[Records from a collection]

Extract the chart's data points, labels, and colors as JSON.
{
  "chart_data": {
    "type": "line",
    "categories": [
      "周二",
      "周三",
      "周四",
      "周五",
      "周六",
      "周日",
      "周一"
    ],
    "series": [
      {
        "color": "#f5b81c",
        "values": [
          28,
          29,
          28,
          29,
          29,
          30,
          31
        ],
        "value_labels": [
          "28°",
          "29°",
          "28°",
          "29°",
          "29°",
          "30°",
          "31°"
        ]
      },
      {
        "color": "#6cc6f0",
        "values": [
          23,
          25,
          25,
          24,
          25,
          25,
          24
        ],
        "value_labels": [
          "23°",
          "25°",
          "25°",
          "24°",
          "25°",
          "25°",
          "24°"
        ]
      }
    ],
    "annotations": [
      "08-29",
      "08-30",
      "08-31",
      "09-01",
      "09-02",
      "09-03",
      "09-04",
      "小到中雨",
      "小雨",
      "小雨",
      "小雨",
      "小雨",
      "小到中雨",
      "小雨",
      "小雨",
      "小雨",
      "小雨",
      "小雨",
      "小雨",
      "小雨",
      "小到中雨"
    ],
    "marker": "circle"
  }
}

** THE EXERCISE **
Using the listing above, reproduce each line without omission.

** WRITTEN ANSWER **
Extract the chart's data points, labels, and colors as JSON.
{
  "chart_data": {
    "type": "line",
    "categories": [
      "周二",
      "周三",
      "周四",
      "周五",
      "周六",
      "周日",
      "周一"
    ],
    "series": [
      {
        "color": "#f5b81c",
        "values": [
          28,
          29,
          28,
          29,
          29,
          30,
          31
        ],
        "value_labels": [
          "28°",
          "29°",
          "28°",
          "29°",
          "29°",
          "30°",
          "31°"
        ]
      },
      {
        "color": "#6cc6f0",
        "values": [
          23,
          25,
          25,
          24,
          25,
          25,
          24
        ],
        "value_labels": [
          "23°",
          "25°",
          "25°",
          "24°",
          "25°",
          "25°",
          "24°"
        ]
      }
    ],
    "annotations": [
      "08-29",
      "08-30",
      "08-31",
      "09-01",
      "09-02",
      "09-03",
      "09-04",
      "小到中雨",
      "小雨",
      "小雨",
      "小雨",
      "小雨",
      "小到中雨",
      "小雨",
      "小雨",
      "小雨",
      "小雨",
      "小雨",
      "小雨",
      "小雨",
      "小到中雨"
    ],
    "marker": "circle"
  }
}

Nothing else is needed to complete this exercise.